[START OF Information shown]
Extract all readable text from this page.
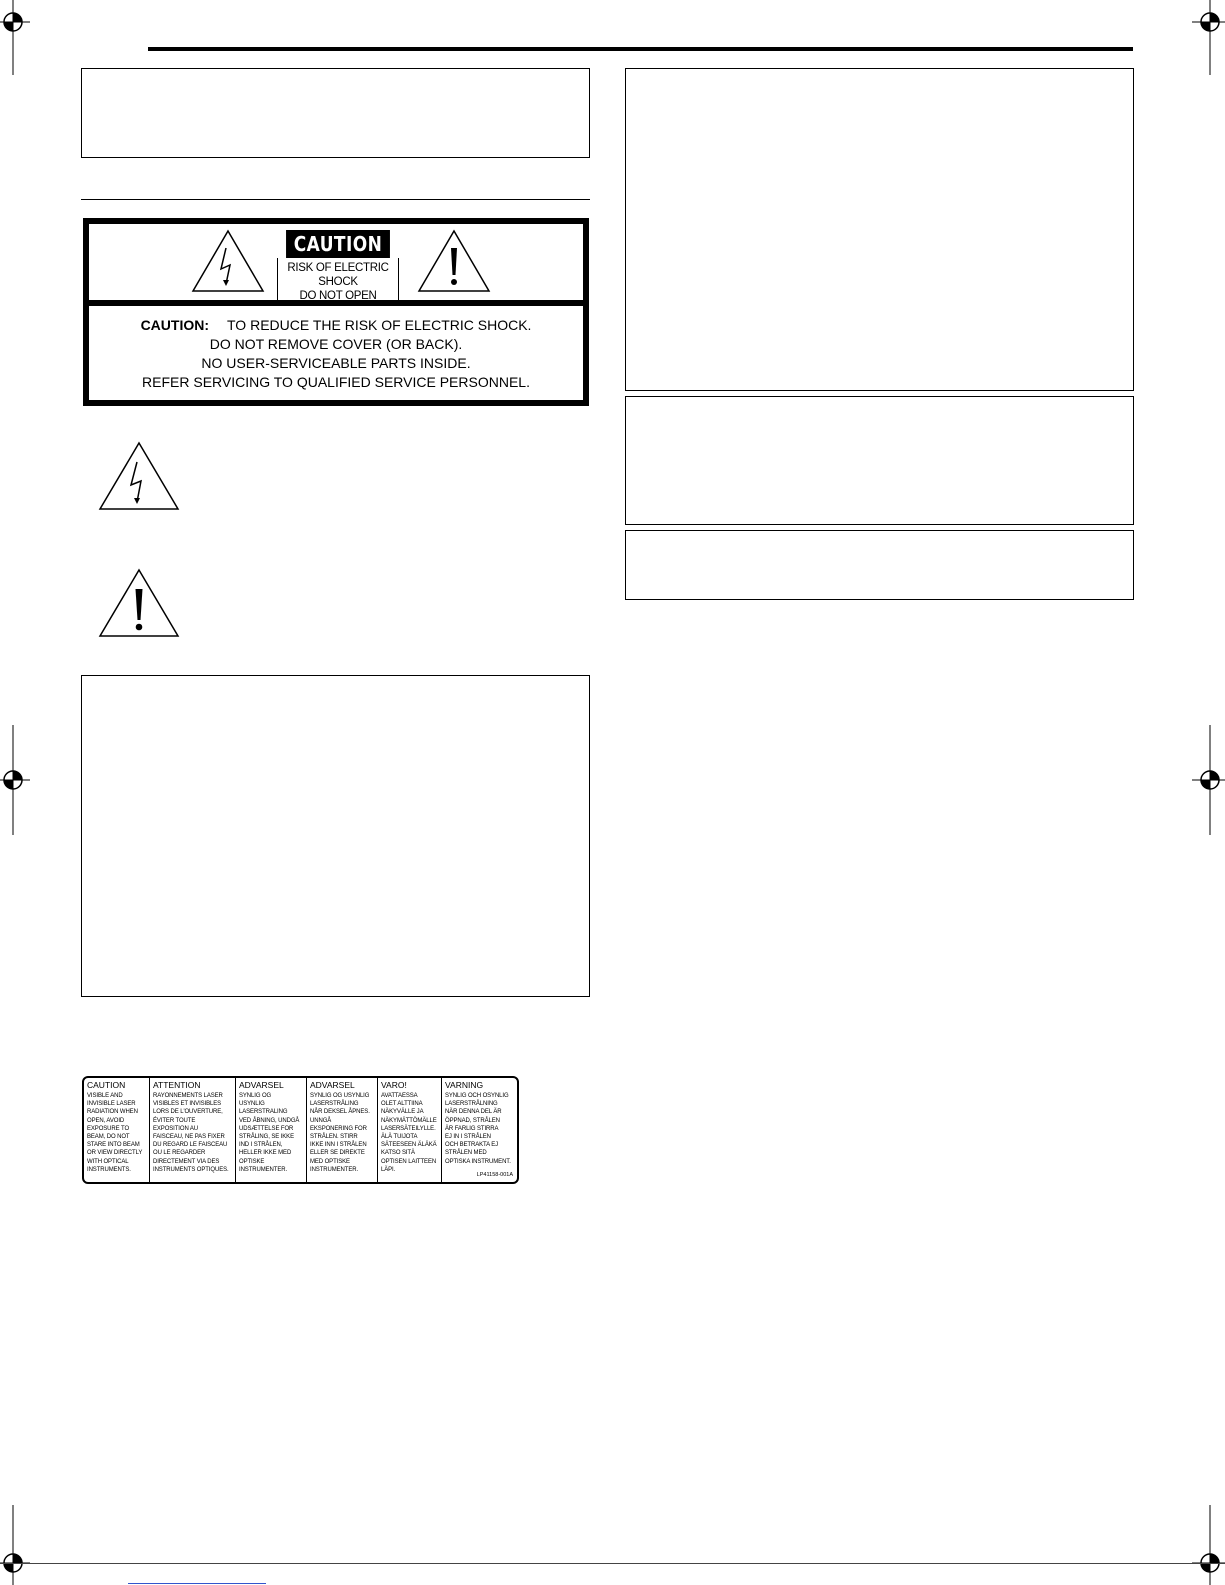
CAUTION
RISK OF ELECTRIC SHOCK
DO NOT OPEN
CAUTION: TO REDUCE THE RISK OF ELECTRIC SHOCK.
DO NOT REMOVE COVER (OR BACK).
NO USER-SERVICEABLE PARTS INSIDE.
REFER SERVICING TO QUALIFIED SERVICE PERSONNEL.
CAUTION
VISIBLE AND
INVISIBLE LASER
RADIATION WHEN
OPEN, AVOID
EXPOSURE TO
BEAM, DO NOT
STARE INTO BEAM
OR VIEW DIRECTLY
WITH OPTICAL
INSTRUMENTS.
ATTENTION
RAYONNEMENTS LASER
VISIBLES ET INVISIBLES
LORS DE L'OUVERTURE,
ÉVITER TOUTE
EXPOSITION AU
FAISCEAU, NE PAS FIXER
DU REGARD LE FAISCEAU
OU LE REGARDER
DIRECTEMENT VIA DES
INSTRUMENTS OPTIQUES.
ADVARSEL
SYNLIG OG
USYNLIG
LASERSTRALING
VED ÅBNING, UNDGÅ
UDSÆTTELSE FOR
STRÅLING, SE IKKE
IND I STRÅLEN,
HELLER IKKE MED
OPTISKE
INSTRUMENTER.
ADVARSEL
SYNLIG OG USYNLIG
LASERSTRÅLING
NÅR DEKSEL ÅPNES.
UNNGÅ
EKSPONERING FOR
STRÅLEN. STIRR
IKKE INN I STRÅLEN
ELLER SE DIREKTE
MED OPTISKE
INSTRUMENTER.
VARO!
AVATTAESSA
OLET ALTTIINA
NÄKYVÄLLE JA
NÄKYMÄTTÖMÄLLE
LASERSÄTEILYLLE.
ÄLÄ TUIJOTA
SÄTEESEEN ÄLÄKÄ
KATSO SITÄ
OPTISEN LAITTEEN
LÄPI.
VARNING
SYNLIG OCH OSYNLIG
LASERSTRÅLNING
NÄR DENNA DEL ÄR
ÖPPNAD, STRÅLEN
ÄR FARLIG STIRRA
EJ IN I STRÅLEN
OCH BETRAKTA EJ
STRÅLEN MED
OPTISKA INSTRUMENT.
LP41158-001A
[END OF Information shown]
### Prompt
Your task is to transcribe all of the records precisely, with no images included.

### Reply
Extract all readable text from this page.
CAUTION
RISK OF ELECTRIC SHOCK
DO NOT OPEN
CAUTION: TO REDUCE THE RISK OF ELECTRIC SHOCK.
DO NOT REMOVE COVER (OR BACK).
NO USER-SERVICEABLE PARTS INSIDE.
REFER SERVICING TO QUALIFIED SERVICE PERSONNEL.
CAUTION
VISIBLE AND
INVISIBLE LASER
RADIATION WHEN
OPEN, AVOID
EXPOSURE TO
BEAM, DO NOT
STARE INTO BEAM
OR VIEW DIRECTLY
WITH OPTICAL
INSTRUMENTS.
ATTENTION
RAYONNEMENTS LASER
VISIBLES ET INVISIBLES
LORS DE L'OUVERTURE,
ÉVITER TOUTE
EXPOSITION AU
FAISCEAU, NE PAS FIXER
DU REGARD LE FAISCEAU
OU LE REGARDER
DIRECTEMENT VIA DES
INSTRUMENTS OPTIQUES.
ADVARSEL
SYNLIG OG
USYNLIG
LASERSTRALING
VED ÅBNING, UNDGÅ
UDSÆTTELSE FOR
STRÅLING, SE IKKE
IND I STRÅLEN,
HELLER IKKE MED
OPTISKE
INSTRUMENTER.
ADVARSEL
SYNLIG OG USYNLIG
LASERSTRÅLING
NÅR DEKSEL ÅPNES.
UNNGÅ
EKSPONERING FOR
STRÅLEN. STIRR
IKKE INN I STRÅLEN
ELLER SE DIREKTE
MED OPTISKE
INSTRUMENTER.
VARO!
AVATTAESSA
OLET ALTTIINA
NÄKYVÄLLE JA
NÄKYMÄTTÖMÄLLE
LASERSÄTEILYLLE.
ÄLÄ TUIJOTA
SÄTEESEEN ÄLÄKÄ
KATSO SITÄ
OPTISEN LAITTEEN
LÄPI.
VARNING
SYNLIG OCH OSYNLIG
LASERSTRÅLNING
NÄR DENNA DEL ÄR
ÖPPNAD, STRÅLEN
ÄR FARLIG STIRRA
EJ IN I STRÅLEN
OCH BETRAKTA EJ
STRÅLEN MED
OPTISKA INSTRUMENT.
LP41158-001A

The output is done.